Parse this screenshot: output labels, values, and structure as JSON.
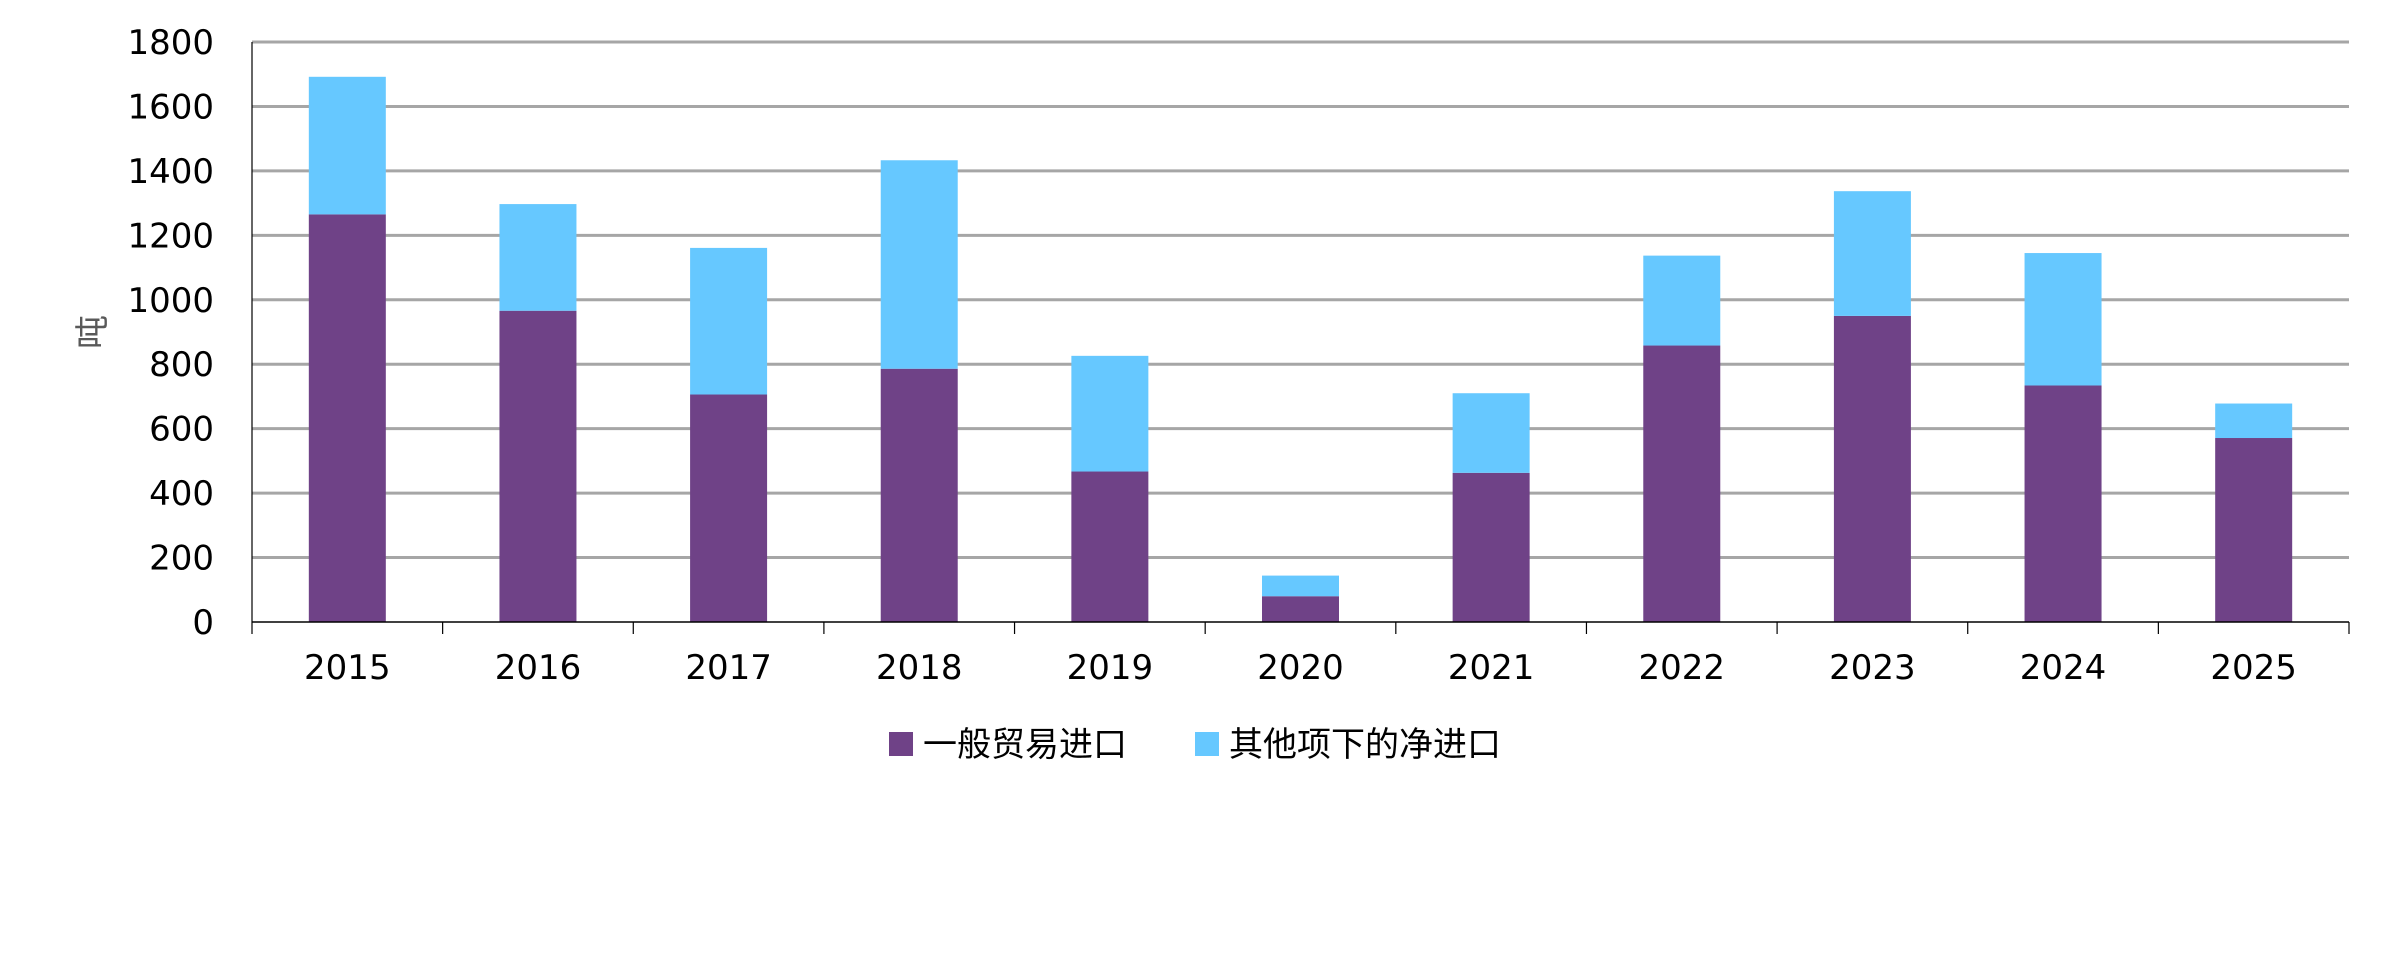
{
  "chart_data": {
    "type": "bar",
    "stacked": true,
    "title": "",
    "xlabel": "",
    "ylabel": "吨",
    "ylim": [
      0,
      1800
    ],
    "yticks": [
      0,
      200,
      400,
      600,
      800,
      1000,
      1200,
      1400,
      1600,
      1800
    ],
    "grid": true,
    "legend_position": "bottom",
    "categories": [
      "2015",
      "2016",
      "2017",
      "2018",
      "2019",
      "2020",
      "2021",
      "2022",
      "2023",
      "2024",
      "2025"
    ],
    "series": [
      {
        "name": "一般贸易进口",
        "color": "#6f4287",
        "values": [
          1265,
          966,
          706,
          786,
          467,
          80,
          463,
          858,
          950,
          734,
          571
        ]
      },
      {
        "name": "其他项下的净进口",
        "color": "#66c8ff",
        "values": [
          427,
          331,
          455,
          647,
          359,
          64,
          247,
          279,
          387,
          411,
          107
        ]
      }
    ],
    "gridline_color": "#a6a6a6"
  }
}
--------------------------------
Work to complete -
Repeat the records above exactly, omitting every picture.

Output of the task -
Parse this screenshot: output labels, values, and structure as JSON.
{
  "chart_data": {
    "type": "bar",
    "stacked": true,
    "title": "",
    "xlabel": "",
    "ylabel": "吨",
    "ylim": [
      0,
      1800
    ],
    "yticks": [
      0,
      200,
      400,
      600,
      800,
      1000,
      1200,
      1400,
      1600,
      1800
    ],
    "grid": true,
    "legend_position": "bottom",
    "categories": [
      "2015",
      "2016",
      "2017",
      "2018",
      "2019",
      "2020",
      "2021",
      "2022",
      "2023",
      "2024",
      "2025"
    ],
    "series": [
      {
        "name": "一般贸易进口",
        "color": "#6f4287",
        "values": [
          1265,
          966,
          706,
          786,
          467,
          80,
          463,
          858,
          950,
          734,
          571
        ]
      },
      {
        "name": "其他项下的净进口",
        "color": "#66c8ff",
        "values": [
          427,
          331,
          455,
          647,
          359,
          64,
          247,
          279,
          387,
          411,
          107
        ]
      }
    ],
    "gridline_color": "#a6a6a6"
  }
}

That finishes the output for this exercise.